• **SELECTION**:
A cheat’s prawn ceviche with avocado, cucumber and coriander

Is there anything more refreshing than big juicy prawns marinated in lime juice? Add diced cucumber to the mix and you have the most thirst-busting dinner imaginable. A dinner of summer dreams.
This is a cheat's version because you don't need to cure the prawns – these prawns are already cooked. Therefore they have a firmer texture, and you don't have to stress about whether it's safe to eat.
Always use the freshest, best quality prawns you can find, and ideally buy and eat them on the same day. This way the sweet flavour of the prawns is fresh rather than fishy.

• **TO-DO LIST**:
1 - In the ceviche recipe, why is this dish called a cheat's version?
2 - Reproduce the ceviche recipe word for word from "A cheat’s prawn" to "rather than fishy.".

• **MATERIAL**:
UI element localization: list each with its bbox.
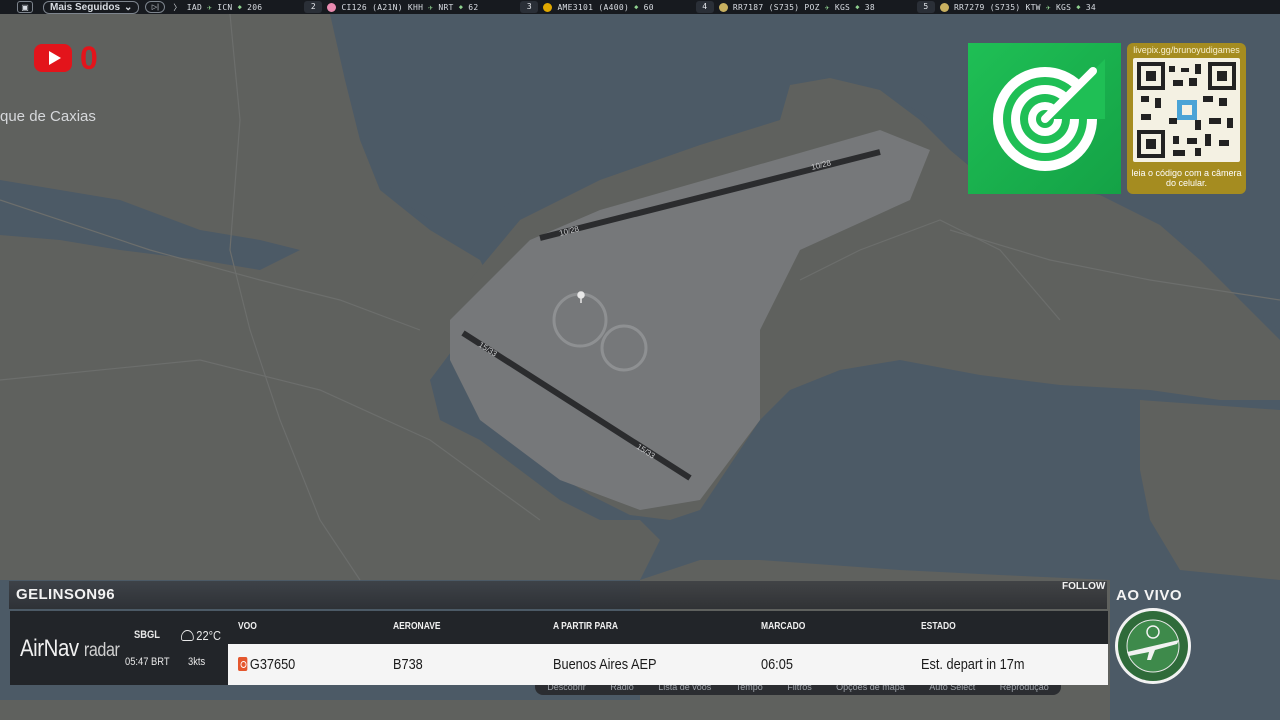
flight-panel-header (9, 581, 1107, 609)
temperature-value: 22°C (196, 628, 221, 643)
menu-item-playback[interactable]: Reprodução (1000, 685, 1049, 692)
qr-caption: leia o código com a câmera do celular. (1131, 168, 1242, 188)
follow-button[interactable]: FOLLOW (1062, 581, 1105, 592)
ticker-item[interactable]: 5 RR7279 (S735) KTW ✈ KGS ◆ 34 (916, 1, 1097, 13)
ticker-from: IAD (186, 2, 203, 12)
menu-item-discover[interactable]: Descobrir (547, 685, 586, 692)
viewers-icon: ◆ (634, 3, 639, 11)
youtube-counter: 0 (34, 40, 98, 76)
ticker-count: 60 (643, 2, 654, 12)
ticker-rank: 5 (916, 1, 935, 13)
skip-icon[interactable]: ▷| (145, 1, 166, 13)
plane-icon: ✈ (207, 2, 213, 12)
youtube-count: 0 (80, 40, 98, 76)
ticker-item[interactable]: 4 RR7187 (S735) POZ ✈ KGS ◆ 38 (695, 1, 875, 13)
col-header-aircraft: AERONAVE (393, 621, 441, 632)
bottom-menu: Descobrir Rádio Lista de voos Tempo Filt… (535, 685, 1061, 695)
ticker-count: 38 (864, 2, 875, 12)
wind-speed: 3kts (188, 656, 206, 668)
south-land-west (0, 700, 640, 720)
brand-suffix: radar (83, 640, 120, 661)
col-header-status: ESTADO (921, 621, 956, 632)
ticker-flight: RR7279 (S735) (953, 2, 1021, 12)
ticker-to: NRT (438, 2, 454, 12)
ticker-rank: 2 (304, 1, 323, 13)
menu-item-map-options[interactable]: Opções de mapa (836, 685, 905, 692)
temperature: 22°C (181, 628, 221, 643)
airline-logo-icon (238, 657, 248, 671)
ticker-count: 206 (247, 2, 263, 12)
qr-code-icon (1133, 58, 1240, 162)
flight-number-text: G37650 (249, 656, 296, 673)
top-ticker-bar: ▣ Mais Seguidos ⌄ ▷| 〉 IAD ✈ ICN ◆ 206 2… (0, 0, 1280, 14)
flight-number[interactable]: G37650 (238, 656, 295, 673)
ticker-from: KTW (1025, 2, 1041, 12)
ticker-from: POZ (804, 2, 820, 12)
ticker-count: 34 (1085, 2, 1097, 12)
airline-logo-icon (718, 2, 728, 12)
filter-label: Mais Seguidos (50, 1, 121, 13)
ticker-from: KHH (407, 2, 424, 12)
menu-icon[interactable]: ▣ (17, 1, 33, 13)
ticker-rank: 3 (520, 1, 539, 13)
scheduled-time: 06:05 (761, 656, 793, 673)
ticker-rank: 4 (695, 1, 714, 13)
local-time: 05:47 BRT (125, 656, 170, 668)
plane-icon: ✈ (824, 2, 830, 12)
ticker-flight: CI126 (A21N) (341, 2, 403, 12)
ticker-count: 62 (468, 2, 479, 12)
menu-item-flight-list[interactable]: Lista de voos (658, 685, 711, 692)
chevron-down-icon: ⌄ (124, 1, 133, 13)
live-label: AO VIVO (1116, 587, 1183, 604)
viewers-icon: ◆ (1076, 3, 1081, 11)
ticker-flight: RR7187 (S735) (732, 2, 800, 12)
plane-icon: ✈ (1045, 2, 1051, 12)
flight-status: Est. depart in 17m (921, 656, 1025, 673)
aircraft-type: B738 (393, 656, 423, 673)
airport-icao: SBGL (134, 629, 160, 641)
livepix-link[interactable]: livepix.gg/brunoyudigames (1127, 45, 1246, 55)
airline-logo-icon (543, 2, 553, 12)
livepix-qr-card[interactable]: livepix.gg/brunoyudigames leia o código … (1127, 43, 1246, 194)
ticker-item[interactable]: 〉 IAD ✈ ICN ◆ 206 (173, 2, 262, 13)
brand-name: AirNav (20, 635, 79, 662)
radar-icon (992, 58, 1105, 171)
youtube-icon (34, 44, 72, 72)
ticker-to: KGS (1055, 2, 1072, 12)
destination: Buenos Aires AEP (553, 656, 657, 673)
menu-item-weather[interactable]: Tempo (736, 685, 763, 692)
stream-overlay: ▣ Mais Seguidos ⌄ ▷| 〉 IAD ✈ ICN ◆ 206 2… (0, 0, 1280, 720)
filter-dropdown[interactable]: Mais Seguidos ⌄ (43, 0, 140, 14)
ticker-list: 〉 IAD ✈ ICN ◆ 206 2 CI126 (A21N) KHH ✈ N… (173, 1, 1138, 13)
menu-item-radio[interactable]: Rádio (610, 685, 634, 692)
ticker-item[interactable]: 3 AME3101 (A400) ◆ 60 (520, 1, 654, 13)
col-header-scheduled: MARCADO (761, 621, 806, 632)
ticker-flight: AME3101 (A400) (557, 2, 630, 12)
chevron-right-icon: 〉 (173, 2, 182, 12)
menu-item-filters[interactable]: Filtros (787, 685, 812, 692)
pilot-name: GELINSON96 (16, 586, 116, 603)
plane-icon: ✈ (428, 2, 434, 12)
ticker-to: ICN (217, 2, 233, 12)
ticker-to: KGS (834, 2, 851, 12)
map-place-label: que de Caxias (0, 108, 96, 125)
ticker-item[interactable]: 2 CI126 (A21N) KHH ✈ NRT ◆ 62 (304, 1, 478, 13)
viewers-icon: ◆ (237, 3, 243, 11)
radar-app-logo (968, 43, 1121, 194)
airline-logo-icon (327, 2, 337, 12)
col-header-from-to: A PARTIR PARA (553, 621, 619, 632)
channel-badge-logo (1115, 608, 1191, 684)
col-header-flight: VOO (238, 621, 257, 632)
viewers-icon: ◆ (458, 3, 464, 11)
menu-item-auto-select[interactable]: Auto Select (929, 685, 975, 692)
airline-logo-icon (939, 2, 949, 12)
viewers-icon: ◆ (855, 3, 860, 11)
cloud-icon (181, 630, 194, 641)
airnav-logo: AirNav radar (20, 635, 120, 663)
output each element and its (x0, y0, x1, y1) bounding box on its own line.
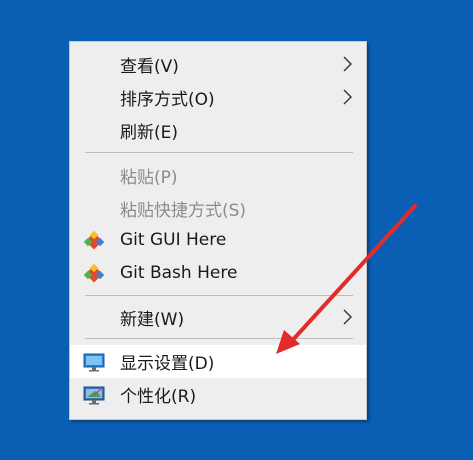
display-icon (83, 353, 105, 372)
chevron-right-icon (343, 56, 352, 72)
menu-item-personalize-label: 个性化(R) (120, 386, 197, 407)
menu-item-new-label: 新建(W) (120, 309, 185, 330)
menu-item-refresh[interactable]: 刷新(E) (70, 115, 366, 145)
menu-item-git-gui-here[interactable]: Git GUI Here (70, 225, 366, 255)
chevron-right-icon (343, 309, 352, 325)
menu-item-view-label: 查看(V) (120, 56, 179, 77)
menu-separator (85, 338, 353, 339)
menu-item-git-gui-here-label: Git GUI Here (120, 230, 227, 250)
menu-item-paste: 粘贴(P) (70, 160, 366, 190)
desktop-context-menu: 查看(V) 排序方式(O) 刷新(E) 粘贴(P) 粘贴快捷方式(S) Git … (69, 41, 367, 420)
menu-item-new[interactable]: 新建(W) (70, 302, 366, 332)
menu-separator (85, 295, 353, 296)
chevron-right-icon (343, 89, 352, 105)
menu-item-sort-by[interactable]: 排序方式(O) (70, 82, 366, 112)
menu-item-personalize[interactable]: 个性化(R) (70, 379, 366, 409)
menu-item-display-settings-label: 显示设置(D) (120, 354, 215, 374)
menu-item-paste-shortcut: 粘贴快捷方式(S) (70, 193, 366, 223)
menu-item-paste-shortcut-label: 粘贴快捷方式(S) (120, 200, 247, 221)
personalize-icon (83, 386, 105, 405)
menu-item-view[interactable]: 查看(V) (70, 49, 366, 79)
git-icon (83, 263, 105, 283)
menu-item-display-settings[interactable]: 显示设置(D) (70, 345, 366, 378)
menu-item-refresh-label: 刷新(E) (120, 122, 179, 143)
menu-item-git-bash-here-label: Git Bash Here (120, 263, 238, 283)
menu-item-git-bash-here[interactable]: Git Bash Here (70, 258, 366, 288)
menu-item-paste-label: 粘贴(P) (120, 167, 178, 188)
git-icon (83, 230, 105, 250)
menu-item-sort-by-label: 排序方式(O) (120, 89, 215, 110)
menu-separator (85, 152, 353, 153)
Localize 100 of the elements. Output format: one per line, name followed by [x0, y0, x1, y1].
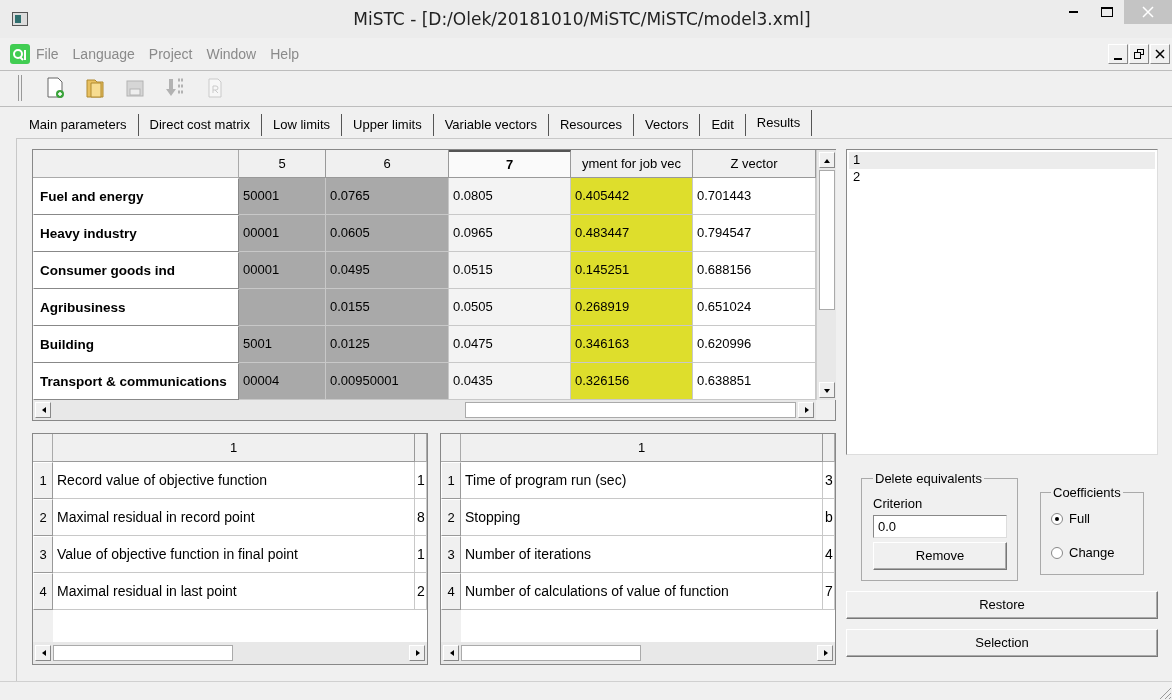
- app-icon: [12, 12, 28, 27]
- table-cell: 00001: [239, 251, 326, 289]
- table-corner[interactable]: [33, 433, 53, 462]
- row-number: 2: [33, 498, 53, 536]
- row-header: Consumer goods ind: [33, 251, 239, 289]
- table-cell: 0.326156: [571, 362, 693, 400]
- table-cell: 0.0805: [449, 177, 571, 215]
- horizontal-scrollbar[interactable]: [33, 641, 427, 664]
- radio-option[interactable]: Full: [1051, 503, 1123, 534]
- table-cell: 7: [823, 572, 835, 610]
- row-number: 4: [33, 572, 53, 610]
- row-header: Building: [33, 325, 239, 363]
- column-header[interactable]: yment for job vec: [571, 149, 693, 178]
- table-cell: Number of iterations: [461, 535, 823, 573]
- column-header[interactable]: 1: [461, 433, 823, 462]
- table-cell: 1: [415, 535, 427, 573]
- folder-icon: [85, 77, 105, 100]
- vertical-scrollbar[interactable]: [816, 149, 836, 400]
- close-button[interactable]: [1150, 43, 1170, 64]
- remove-button[interactable]: Remove: [873, 541, 1007, 570]
- row-number: 3: [441, 535, 461, 573]
- field-label: Criterion: [873, 495, 924, 511]
- table-cell: 0.0505: [449, 288, 571, 326]
- row-number: 3: [33, 535, 53, 573]
- action-button[interactable]: Selection: [846, 628, 1158, 657]
- table-cell: 0.346163: [571, 325, 693, 363]
- table-cell: 0.0965: [449, 214, 571, 252]
- table-cell: Time of program run (sec): [461, 461, 823, 499]
- table-cell: 0.0765: [326, 177, 449, 215]
- restore-button[interactable]: [1129, 43, 1149, 64]
- list-item[interactable]: 1: [849, 151, 1155, 169]
- column-header[interactable]: 1: [53, 433, 415, 462]
- table-cell: 0.0515: [449, 251, 571, 289]
- qt-logo-icon: [10, 43, 30, 64]
- action-button[interactable]: Restore: [846, 590, 1158, 619]
- scroll-right-icon: [413, 648, 421, 657]
- table-cell: 0.620996: [693, 325, 816, 363]
- radio-button[interactable]: [1051, 512, 1063, 525]
- table-cell: Record value of objective function: [53, 461, 415, 499]
- radio-option[interactable]: Change: [1051, 537, 1123, 568]
- table-cell: 4: [823, 535, 835, 573]
- column-header[interactable]: 5: [239, 149, 326, 178]
- tab[interactable]: Upper limits: [342, 113, 434, 136]
- table-cell: 0.688156: [693, 251, 816, 289]
- row-number: 2: [441, 498, 461, 536]
- horizontal-scrollbar[interactable]: [33, 399, 816, 420]
- table-corner[interactable]: [33, 149, 239, 178]
- size-grip-icon: [1158, 686, 1172, 700]
- new-file-icon: [45, 77, 65, 100]
- row-header: Heavy industry: [33, 214, 239, 252]
- close-icon: [1155, 48, 1165, 59]
- horizontal-scrollbar[interactable]: [441, 641, 835, 664]
- table-cell: 3: [823, 461, 835, 499]
- minimize-button[interactable]: [1108, 43, 1128, 64]
- column-header[interactable]: Z vector: [693, 149, 816, 178]
- tab[interactable]: Low limits: [261, 113, 343, 136]
- tab[interactable]: Vectors: [634, 113, 701, 136]
- table-cell: 0.701443: [693, 177, 816, 215]
- table-cell: b: [823, 498, 835, 536]
- radio-label: Change: [1069, 545, 1115, 561]
- tab[interactable]: Direct cost matrix: [138, 113, 262, 136]
- group-title: Delete equivalents: [874, 470, 983, 486]
- table-cell: Maximal residual in last point: [53, 572, 415, 610]
- table-cell: 2: [415, 572, 427, 610]
- window-title: MiSTC - [D:/Olek/20181010/MiSTC/MiSTC/model3.xml]: [353, 9, 811, 30]
- table-cell: 0.405442: [571, 177, 693, 215]
- table-cell: Number of calculations of value of function: [461, 572, 823, 610]
- table-cell: 0.0125: [326, 325, 449, 363]
- document-icon: [206, 77, 224, 100]
- table-cell: 0.794547: [693, 214, 816, 252]
- table-cell: 0.0605: [326, 214, 449, 252]
- header-section: [823, 433, 835, 462]
- scroll-right-icon: [802, 405, 810, 414]
- tab[interactable]: Main parameters: [18, 113, 139, 136]
- row-header: Agribusiness: [33, 288, 239, 326]
- header-section: [415, 433, 427, 462]
- row-header: Fuel and energy: [33, 177, 239, 215]
- list-item[interactable]: 2: [849, 168, 1155, 186]
- tab[interactable]: Resources: [548, 113, 635, 136]
- row-header: Transport & communications: [33, 362, 239, 400]
- table-cell: 0.145251: [571, 251, 693, 289]
- table-cell: 0.00950001: [326, 362, 449, 400]
- tab[interactable]: Edit: [700, 113, 746, 136]
- column-header[interactable]: 6: [326, 149, 449, 178]
- table-cell: 0.0475: [449, 325, 571, 363]
- criterion-field[interactable]: 0.0: [873, 514, 1007, 538]
- radio-button[interactable]: [1051, 546, 1063, 559]
- radio-label: Full: [1069, 511, 1090, 527]
- table-cell: 0.638851: [693, 362, 816, 400]
- row-number: 1: [441, 461, 461, 499]
- maximize-icon: [1101, 7, 1113, 17]
- tab[interactable]: Variable vectors: [433, 113, 549, 136]
- table-corner[interactable]: [441, 433, 461, 462]
- table-cell: 00001: [239, 214, 326, 252]
- column-header[interactable]: 7: [449, 149, 571, 178]
- table-cell: Maximal residual in record point: [53, 498, 415, 536]
- restore-icon: [1134, 48, 1144, 59]
- minimize-icon: [1068, 11, 1078, 13]
- close-icon: [1142, 6, 1154, 18]
- row-number: 4: [441, 572, 461, 610]
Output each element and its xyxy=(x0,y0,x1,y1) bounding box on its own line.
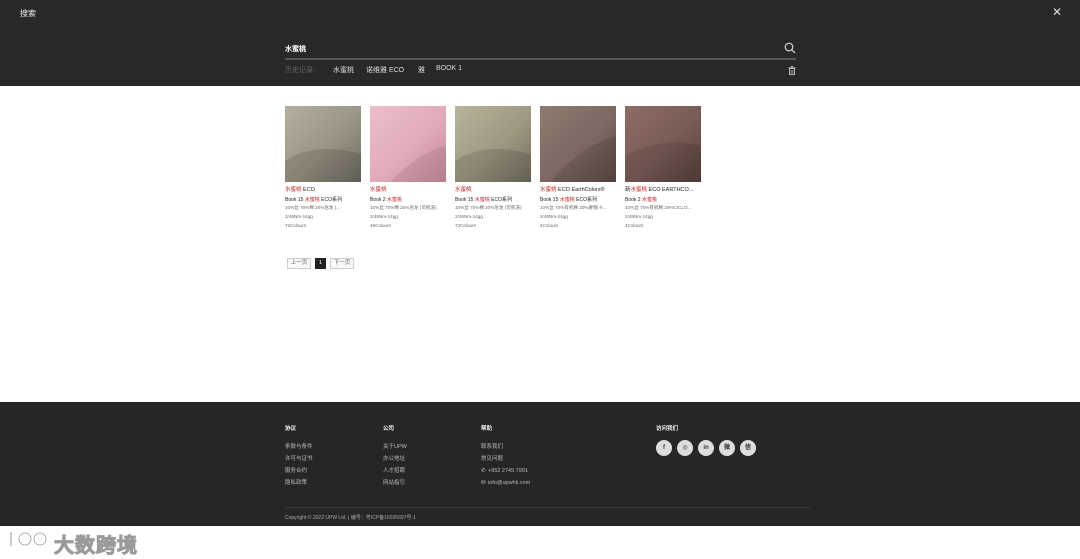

• **COMPLETED EXERCISE**:
1 - Because the prawns are already cooked, so you don't need to cure them.

2 -
A cheat’s prawn ceviche with avocado, cucumber and coriander

Is there anything more refreshing than big juicy prawns marinated in lime juice? Add diced cucumber to the mix and you have the most thirst-busting dinner imaginable. A dinner of summer dreams.
This is a cheat's version because you don't need to cure the prawns – these prawns are already cooked. Therefore they have a firmer texture, and you don't have to stress about whether it's safe to eat.
Always use the freshest, best quality prawns you can find, and ideally buy and eat them on the same day. This way the sweet flavour of the prawns is fresh rather than fishy.